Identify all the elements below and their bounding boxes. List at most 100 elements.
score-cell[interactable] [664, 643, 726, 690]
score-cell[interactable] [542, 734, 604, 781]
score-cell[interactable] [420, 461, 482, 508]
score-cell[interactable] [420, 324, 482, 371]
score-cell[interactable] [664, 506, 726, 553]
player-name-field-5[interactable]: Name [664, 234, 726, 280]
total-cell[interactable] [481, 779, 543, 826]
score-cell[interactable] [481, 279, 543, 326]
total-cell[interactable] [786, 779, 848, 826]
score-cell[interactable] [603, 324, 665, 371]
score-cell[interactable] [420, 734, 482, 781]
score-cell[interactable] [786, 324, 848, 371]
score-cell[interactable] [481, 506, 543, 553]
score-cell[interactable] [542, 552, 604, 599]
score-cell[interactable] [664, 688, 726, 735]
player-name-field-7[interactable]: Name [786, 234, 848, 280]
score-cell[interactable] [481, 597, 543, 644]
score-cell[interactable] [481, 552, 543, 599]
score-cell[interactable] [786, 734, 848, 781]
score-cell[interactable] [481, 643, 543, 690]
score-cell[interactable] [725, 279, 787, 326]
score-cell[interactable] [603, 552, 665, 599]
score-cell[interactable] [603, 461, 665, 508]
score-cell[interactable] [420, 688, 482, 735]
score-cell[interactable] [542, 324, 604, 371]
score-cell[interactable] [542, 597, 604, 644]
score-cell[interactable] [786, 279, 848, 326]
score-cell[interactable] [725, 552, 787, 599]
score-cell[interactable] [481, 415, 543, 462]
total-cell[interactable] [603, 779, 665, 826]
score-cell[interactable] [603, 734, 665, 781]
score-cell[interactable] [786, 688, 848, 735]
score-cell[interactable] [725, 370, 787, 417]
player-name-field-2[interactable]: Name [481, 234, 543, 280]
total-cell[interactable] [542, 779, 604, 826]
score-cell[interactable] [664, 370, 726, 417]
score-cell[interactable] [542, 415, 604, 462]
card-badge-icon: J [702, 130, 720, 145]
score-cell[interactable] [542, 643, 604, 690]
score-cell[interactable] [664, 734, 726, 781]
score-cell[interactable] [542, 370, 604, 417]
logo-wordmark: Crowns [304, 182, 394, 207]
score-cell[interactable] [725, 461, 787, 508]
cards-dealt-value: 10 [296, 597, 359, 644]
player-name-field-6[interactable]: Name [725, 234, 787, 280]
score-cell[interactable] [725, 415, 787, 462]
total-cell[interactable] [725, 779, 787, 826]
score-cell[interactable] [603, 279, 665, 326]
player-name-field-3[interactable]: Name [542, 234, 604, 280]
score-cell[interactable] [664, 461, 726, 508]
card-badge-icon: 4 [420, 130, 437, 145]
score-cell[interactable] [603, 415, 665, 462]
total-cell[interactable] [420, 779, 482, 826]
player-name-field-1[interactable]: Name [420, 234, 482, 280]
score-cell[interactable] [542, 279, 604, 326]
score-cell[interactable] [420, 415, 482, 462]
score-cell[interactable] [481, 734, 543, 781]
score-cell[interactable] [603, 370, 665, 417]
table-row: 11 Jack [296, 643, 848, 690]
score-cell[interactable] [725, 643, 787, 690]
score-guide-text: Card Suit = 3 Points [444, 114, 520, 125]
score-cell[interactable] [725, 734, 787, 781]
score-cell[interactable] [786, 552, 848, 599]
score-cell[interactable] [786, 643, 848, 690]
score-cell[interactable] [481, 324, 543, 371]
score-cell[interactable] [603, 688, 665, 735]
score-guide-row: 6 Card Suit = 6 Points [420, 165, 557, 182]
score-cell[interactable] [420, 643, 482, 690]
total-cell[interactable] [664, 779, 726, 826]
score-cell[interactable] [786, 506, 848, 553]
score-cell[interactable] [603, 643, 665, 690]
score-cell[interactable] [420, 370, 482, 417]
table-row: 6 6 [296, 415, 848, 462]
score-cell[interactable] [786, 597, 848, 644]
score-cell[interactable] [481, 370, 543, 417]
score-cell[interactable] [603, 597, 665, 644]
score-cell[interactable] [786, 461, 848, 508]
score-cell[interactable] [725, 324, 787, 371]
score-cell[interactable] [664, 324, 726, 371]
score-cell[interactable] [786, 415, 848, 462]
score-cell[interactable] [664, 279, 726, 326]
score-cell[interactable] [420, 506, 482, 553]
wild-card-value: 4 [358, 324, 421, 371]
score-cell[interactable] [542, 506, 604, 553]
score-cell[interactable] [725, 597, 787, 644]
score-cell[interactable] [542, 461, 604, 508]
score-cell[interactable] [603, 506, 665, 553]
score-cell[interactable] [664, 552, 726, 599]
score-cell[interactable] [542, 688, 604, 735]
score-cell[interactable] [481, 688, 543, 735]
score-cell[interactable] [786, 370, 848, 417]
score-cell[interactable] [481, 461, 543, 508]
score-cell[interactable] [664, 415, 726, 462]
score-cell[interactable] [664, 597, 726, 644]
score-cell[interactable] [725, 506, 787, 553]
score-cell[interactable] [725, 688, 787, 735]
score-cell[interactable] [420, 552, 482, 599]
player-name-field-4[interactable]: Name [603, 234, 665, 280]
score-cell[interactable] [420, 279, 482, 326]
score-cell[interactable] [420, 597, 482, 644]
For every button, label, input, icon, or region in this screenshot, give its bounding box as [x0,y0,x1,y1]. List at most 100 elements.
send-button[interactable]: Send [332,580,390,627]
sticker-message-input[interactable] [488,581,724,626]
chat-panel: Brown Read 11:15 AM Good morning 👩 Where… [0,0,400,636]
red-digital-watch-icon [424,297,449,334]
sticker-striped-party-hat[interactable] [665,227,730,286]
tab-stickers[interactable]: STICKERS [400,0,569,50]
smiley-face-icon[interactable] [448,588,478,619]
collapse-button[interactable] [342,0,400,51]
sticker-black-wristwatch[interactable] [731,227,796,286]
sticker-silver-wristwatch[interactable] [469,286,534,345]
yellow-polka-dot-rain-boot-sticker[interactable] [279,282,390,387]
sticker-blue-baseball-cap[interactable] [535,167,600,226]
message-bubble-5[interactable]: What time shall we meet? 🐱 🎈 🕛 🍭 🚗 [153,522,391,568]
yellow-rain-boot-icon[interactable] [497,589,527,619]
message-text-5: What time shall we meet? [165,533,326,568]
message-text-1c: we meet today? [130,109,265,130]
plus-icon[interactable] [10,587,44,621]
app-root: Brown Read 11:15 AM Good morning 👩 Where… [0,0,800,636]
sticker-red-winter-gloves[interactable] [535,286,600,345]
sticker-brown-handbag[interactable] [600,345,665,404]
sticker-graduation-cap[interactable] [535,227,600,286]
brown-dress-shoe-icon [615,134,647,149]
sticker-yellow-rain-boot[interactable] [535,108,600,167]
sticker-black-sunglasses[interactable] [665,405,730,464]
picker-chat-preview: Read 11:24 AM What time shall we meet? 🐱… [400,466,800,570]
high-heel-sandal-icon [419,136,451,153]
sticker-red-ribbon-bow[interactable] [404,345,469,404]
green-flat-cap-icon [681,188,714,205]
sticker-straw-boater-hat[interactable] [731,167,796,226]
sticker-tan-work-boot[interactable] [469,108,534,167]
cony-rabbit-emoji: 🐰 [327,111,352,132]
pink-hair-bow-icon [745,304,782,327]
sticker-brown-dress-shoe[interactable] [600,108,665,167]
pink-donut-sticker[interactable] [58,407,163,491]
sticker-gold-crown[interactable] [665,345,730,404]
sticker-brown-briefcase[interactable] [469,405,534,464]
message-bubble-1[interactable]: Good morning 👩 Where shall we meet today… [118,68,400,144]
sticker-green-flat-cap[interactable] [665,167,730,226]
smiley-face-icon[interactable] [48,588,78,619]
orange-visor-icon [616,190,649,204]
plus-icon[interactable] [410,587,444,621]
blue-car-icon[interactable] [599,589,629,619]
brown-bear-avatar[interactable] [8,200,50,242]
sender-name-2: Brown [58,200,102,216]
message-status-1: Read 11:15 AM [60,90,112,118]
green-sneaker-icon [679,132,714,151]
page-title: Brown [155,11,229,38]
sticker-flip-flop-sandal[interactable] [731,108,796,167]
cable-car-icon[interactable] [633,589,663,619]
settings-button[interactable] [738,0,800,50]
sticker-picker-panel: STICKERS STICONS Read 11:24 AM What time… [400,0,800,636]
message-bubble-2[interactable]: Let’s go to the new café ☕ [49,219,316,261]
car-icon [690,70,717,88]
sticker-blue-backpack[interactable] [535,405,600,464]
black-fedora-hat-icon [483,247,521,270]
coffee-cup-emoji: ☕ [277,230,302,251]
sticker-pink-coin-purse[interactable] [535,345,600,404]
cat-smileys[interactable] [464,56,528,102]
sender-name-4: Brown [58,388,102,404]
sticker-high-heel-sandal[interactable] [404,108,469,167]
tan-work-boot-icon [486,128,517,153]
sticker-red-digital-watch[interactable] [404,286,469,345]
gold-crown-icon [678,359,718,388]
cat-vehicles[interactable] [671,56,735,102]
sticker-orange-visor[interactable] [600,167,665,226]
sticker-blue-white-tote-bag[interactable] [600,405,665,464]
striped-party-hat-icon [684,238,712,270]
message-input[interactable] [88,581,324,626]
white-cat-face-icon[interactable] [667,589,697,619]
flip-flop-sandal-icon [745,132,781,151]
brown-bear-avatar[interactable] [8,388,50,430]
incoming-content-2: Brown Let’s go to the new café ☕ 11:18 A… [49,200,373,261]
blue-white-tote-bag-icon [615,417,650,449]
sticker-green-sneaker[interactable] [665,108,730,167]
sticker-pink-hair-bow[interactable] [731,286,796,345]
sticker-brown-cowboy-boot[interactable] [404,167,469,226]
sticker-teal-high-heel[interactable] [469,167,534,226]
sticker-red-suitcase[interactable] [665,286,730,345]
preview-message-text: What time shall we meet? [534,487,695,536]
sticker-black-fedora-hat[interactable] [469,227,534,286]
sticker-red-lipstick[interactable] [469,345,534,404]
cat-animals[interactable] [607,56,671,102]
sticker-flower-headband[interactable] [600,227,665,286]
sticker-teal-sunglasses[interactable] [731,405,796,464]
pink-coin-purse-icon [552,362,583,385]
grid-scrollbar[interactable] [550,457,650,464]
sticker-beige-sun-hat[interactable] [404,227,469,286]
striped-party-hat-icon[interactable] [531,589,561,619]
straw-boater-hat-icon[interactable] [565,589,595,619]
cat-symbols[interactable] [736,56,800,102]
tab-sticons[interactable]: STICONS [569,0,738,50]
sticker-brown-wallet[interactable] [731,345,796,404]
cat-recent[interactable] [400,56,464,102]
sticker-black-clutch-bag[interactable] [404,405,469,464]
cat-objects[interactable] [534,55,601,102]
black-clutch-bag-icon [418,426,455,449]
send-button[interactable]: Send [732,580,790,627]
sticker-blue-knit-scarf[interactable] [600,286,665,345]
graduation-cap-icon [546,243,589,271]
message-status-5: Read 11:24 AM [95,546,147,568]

● ● ●

#### Exercise details
Reproduce each entry word for word, from the start of the entries through the line containing "total-cell[interactable] [481, 779, 543, 826]", including that line.

#### Answer to the task
Identify all the elements below and their bounding boxes. List at most 100 elements.
score-cell[interactable] [664, 643, 726, 690]
score-cell[interactable] [542, 734, 604, 781]
score-cell[interactable] [420, 461, 482, 508]
score-cell[interactable] [420, 324, 482, 371]
score-cell[interactable] [664, 506, 726, 553]
player-name-field-5[interactable]: Name [664, 234, 726, 280]
total-cell[interactable] [481, 779, 543, 826]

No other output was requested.